-- TASKS --
1. In the passage about the UN speech on Gaza, reproduce word for word the text between "Shortly after both" and "territory are collapsing.", inclusive.
2. In the passage about the UN speech on Gaza, by how many days did both sides agree to extend the temporary truce?
*** Opening of SOURCE PASSAGE ***
The Palestinian ambassador just described the impact of the Israel-Hamas war on the people in Gaza by reading through a long list of numbers.
Shortly after both sides agreed to extend the temporary truce by two days, Riyad Mansour, called for a permanent ceasefire on Tuesday in an emotive speech to the UN during a day-long meeting on the question of Palestine.
He said this was the deadliest period ever endured by the Palestinians in the Gaza Strip – and began: “15,000 Palestinians have been killed in Gaza, including more than 6,000 children and more than 4,000 women.”
The Hamas-run health ministry in Gaza did stop counting the dead earlier this month as the health system and hospitals in the territory are collapsing.
It’s also too difficult to retrieve bodies from the war zone right now so the Gaza media office has instead been releasing estimates.
*** Close of SOURCE PASSAGE ***
*** Opening of SOURCE DATA ***
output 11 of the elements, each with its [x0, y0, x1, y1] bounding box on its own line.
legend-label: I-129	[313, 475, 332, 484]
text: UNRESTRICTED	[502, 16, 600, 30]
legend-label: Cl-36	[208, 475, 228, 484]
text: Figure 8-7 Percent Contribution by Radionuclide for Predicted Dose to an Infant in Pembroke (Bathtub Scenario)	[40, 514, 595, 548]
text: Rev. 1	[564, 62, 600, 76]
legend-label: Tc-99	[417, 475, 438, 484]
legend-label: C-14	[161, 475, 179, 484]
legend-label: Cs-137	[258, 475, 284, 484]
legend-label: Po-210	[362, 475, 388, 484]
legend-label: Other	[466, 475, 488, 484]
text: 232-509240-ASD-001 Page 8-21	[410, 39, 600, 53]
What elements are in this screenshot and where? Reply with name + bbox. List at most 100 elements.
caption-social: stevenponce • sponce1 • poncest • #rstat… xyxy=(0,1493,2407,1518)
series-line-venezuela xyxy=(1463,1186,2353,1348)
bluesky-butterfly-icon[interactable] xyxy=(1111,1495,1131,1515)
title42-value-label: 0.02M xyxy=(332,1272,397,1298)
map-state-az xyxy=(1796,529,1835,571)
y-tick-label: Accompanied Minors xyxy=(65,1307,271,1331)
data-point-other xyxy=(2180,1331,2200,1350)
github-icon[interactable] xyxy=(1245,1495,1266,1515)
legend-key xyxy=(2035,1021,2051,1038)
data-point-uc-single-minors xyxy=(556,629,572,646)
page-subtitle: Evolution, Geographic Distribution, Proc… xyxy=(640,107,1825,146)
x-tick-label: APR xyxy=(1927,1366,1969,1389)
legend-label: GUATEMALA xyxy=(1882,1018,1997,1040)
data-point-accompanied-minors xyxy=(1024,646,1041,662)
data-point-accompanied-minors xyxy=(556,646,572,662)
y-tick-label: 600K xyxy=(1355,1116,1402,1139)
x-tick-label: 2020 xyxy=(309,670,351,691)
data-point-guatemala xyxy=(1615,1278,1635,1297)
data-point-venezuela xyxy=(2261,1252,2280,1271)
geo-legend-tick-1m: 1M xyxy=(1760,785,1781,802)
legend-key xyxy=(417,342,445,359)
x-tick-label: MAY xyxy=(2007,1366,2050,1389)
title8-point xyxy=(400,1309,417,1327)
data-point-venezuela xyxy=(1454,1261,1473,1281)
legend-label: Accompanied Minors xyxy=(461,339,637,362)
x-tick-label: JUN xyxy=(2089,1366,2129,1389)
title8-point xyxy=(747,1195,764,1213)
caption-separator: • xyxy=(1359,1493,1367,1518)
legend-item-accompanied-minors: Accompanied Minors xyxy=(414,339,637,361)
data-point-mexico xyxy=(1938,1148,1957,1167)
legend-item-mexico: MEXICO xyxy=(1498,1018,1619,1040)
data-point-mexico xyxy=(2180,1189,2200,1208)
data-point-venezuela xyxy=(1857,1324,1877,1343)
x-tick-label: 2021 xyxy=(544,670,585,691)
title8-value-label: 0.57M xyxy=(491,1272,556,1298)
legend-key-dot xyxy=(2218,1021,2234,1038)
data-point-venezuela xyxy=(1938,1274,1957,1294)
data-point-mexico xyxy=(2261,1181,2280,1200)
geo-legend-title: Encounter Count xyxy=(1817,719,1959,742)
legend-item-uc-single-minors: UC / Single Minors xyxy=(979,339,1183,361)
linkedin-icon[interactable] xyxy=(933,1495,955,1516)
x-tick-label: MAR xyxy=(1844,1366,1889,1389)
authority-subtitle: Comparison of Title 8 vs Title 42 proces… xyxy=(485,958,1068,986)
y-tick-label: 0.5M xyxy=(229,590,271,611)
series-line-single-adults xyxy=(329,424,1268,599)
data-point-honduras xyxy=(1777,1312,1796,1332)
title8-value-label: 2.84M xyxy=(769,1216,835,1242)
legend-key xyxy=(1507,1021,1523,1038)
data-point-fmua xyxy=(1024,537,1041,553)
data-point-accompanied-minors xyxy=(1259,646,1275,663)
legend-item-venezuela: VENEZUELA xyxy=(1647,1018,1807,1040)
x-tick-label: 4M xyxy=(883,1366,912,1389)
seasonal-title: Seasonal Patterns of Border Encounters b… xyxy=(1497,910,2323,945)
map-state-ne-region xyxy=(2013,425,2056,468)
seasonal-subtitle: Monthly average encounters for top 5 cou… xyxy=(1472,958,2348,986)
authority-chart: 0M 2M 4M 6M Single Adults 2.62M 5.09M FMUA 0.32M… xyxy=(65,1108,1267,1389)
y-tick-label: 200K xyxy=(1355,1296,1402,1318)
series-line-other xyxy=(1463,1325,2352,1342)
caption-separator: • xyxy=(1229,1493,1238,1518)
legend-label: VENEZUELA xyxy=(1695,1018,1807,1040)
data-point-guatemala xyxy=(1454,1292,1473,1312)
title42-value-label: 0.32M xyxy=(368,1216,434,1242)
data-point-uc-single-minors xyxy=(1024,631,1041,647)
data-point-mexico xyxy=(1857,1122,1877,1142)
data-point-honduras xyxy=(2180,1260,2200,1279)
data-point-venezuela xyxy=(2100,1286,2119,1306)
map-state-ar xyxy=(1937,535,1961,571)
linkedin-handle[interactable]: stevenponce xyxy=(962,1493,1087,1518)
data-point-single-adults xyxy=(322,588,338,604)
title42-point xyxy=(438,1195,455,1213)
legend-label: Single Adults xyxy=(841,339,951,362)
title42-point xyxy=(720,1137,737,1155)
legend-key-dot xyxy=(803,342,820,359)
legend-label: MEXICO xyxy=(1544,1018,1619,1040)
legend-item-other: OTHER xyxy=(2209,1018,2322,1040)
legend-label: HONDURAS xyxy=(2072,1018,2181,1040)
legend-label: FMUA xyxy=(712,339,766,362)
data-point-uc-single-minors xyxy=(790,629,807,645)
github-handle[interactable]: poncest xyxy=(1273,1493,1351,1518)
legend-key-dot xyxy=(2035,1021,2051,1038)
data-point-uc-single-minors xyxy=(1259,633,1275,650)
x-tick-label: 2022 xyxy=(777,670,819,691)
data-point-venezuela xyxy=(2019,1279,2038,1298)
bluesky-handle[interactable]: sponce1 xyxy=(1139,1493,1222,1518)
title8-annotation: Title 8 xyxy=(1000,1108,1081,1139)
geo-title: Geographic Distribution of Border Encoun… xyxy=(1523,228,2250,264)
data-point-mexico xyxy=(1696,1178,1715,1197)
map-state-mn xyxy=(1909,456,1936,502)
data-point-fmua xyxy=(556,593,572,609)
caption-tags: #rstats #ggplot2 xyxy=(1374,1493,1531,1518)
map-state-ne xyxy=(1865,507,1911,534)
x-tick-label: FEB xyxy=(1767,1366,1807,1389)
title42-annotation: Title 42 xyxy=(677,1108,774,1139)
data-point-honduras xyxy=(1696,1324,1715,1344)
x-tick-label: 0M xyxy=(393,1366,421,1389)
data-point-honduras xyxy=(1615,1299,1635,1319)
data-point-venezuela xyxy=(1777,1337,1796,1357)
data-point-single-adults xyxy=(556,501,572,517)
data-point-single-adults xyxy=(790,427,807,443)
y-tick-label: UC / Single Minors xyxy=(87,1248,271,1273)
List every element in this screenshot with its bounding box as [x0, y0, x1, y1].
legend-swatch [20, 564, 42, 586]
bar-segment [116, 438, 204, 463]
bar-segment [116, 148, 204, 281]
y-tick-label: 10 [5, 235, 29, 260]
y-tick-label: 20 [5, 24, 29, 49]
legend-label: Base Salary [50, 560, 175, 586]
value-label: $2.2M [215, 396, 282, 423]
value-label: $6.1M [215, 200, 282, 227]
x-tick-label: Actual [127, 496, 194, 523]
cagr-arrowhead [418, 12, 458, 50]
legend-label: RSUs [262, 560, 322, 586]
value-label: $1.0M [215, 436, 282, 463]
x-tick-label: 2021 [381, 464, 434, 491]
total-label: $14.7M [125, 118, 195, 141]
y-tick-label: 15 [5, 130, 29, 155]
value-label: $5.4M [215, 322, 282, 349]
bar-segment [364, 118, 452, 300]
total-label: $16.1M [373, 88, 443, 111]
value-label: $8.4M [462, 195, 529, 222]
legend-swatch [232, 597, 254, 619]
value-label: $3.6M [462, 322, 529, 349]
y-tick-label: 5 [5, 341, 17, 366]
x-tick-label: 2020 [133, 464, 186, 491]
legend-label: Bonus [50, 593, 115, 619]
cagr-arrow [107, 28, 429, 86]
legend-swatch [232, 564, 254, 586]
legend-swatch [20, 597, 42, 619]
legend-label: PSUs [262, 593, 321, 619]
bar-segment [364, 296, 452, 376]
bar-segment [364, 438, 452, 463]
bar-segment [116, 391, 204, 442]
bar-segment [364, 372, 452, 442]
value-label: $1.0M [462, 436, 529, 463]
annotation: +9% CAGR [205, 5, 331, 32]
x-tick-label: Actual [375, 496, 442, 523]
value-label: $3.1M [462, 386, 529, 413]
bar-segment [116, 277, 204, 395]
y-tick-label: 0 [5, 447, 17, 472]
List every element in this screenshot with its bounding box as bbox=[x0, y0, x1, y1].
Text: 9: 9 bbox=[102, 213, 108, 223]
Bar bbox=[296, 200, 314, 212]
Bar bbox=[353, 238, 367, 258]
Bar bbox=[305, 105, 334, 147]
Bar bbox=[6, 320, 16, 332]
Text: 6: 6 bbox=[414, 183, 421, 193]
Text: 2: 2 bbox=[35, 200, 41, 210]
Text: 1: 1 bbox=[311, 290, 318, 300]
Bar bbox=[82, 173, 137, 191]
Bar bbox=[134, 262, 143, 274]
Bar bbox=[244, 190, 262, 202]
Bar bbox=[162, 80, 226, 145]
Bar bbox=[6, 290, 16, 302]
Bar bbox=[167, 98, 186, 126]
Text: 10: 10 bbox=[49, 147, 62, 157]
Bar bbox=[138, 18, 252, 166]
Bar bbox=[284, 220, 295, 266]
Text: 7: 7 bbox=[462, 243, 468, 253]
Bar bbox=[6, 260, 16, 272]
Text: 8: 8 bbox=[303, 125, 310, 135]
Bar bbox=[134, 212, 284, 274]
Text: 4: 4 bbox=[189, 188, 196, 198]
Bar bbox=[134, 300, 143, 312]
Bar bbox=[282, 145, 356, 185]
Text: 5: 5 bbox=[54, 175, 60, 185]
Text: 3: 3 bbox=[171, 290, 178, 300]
*** Close of SOURCE DATA ***
-- RESPONSES FOR EACH TASK --
1.
Shortly after both sides agreed to extend the temporary truce by two days, Riyad Mansour, called for a permanent ceasefire on Tuesday in an emotive speech to the UN during a day-long meeting on the question of Palestine.
He said this was the deadliest period ever endured by the Palestinians in the Gaza Strip – and began: “15,000 Palestinians have been killed in Gaza, including more than 6,000 children and more than 4,000 women.”
The Hamas-run health ministry in Gaza did stop counting the dead earlier this month as the health system and hospitals in the territory are collapsing.

2. Two days.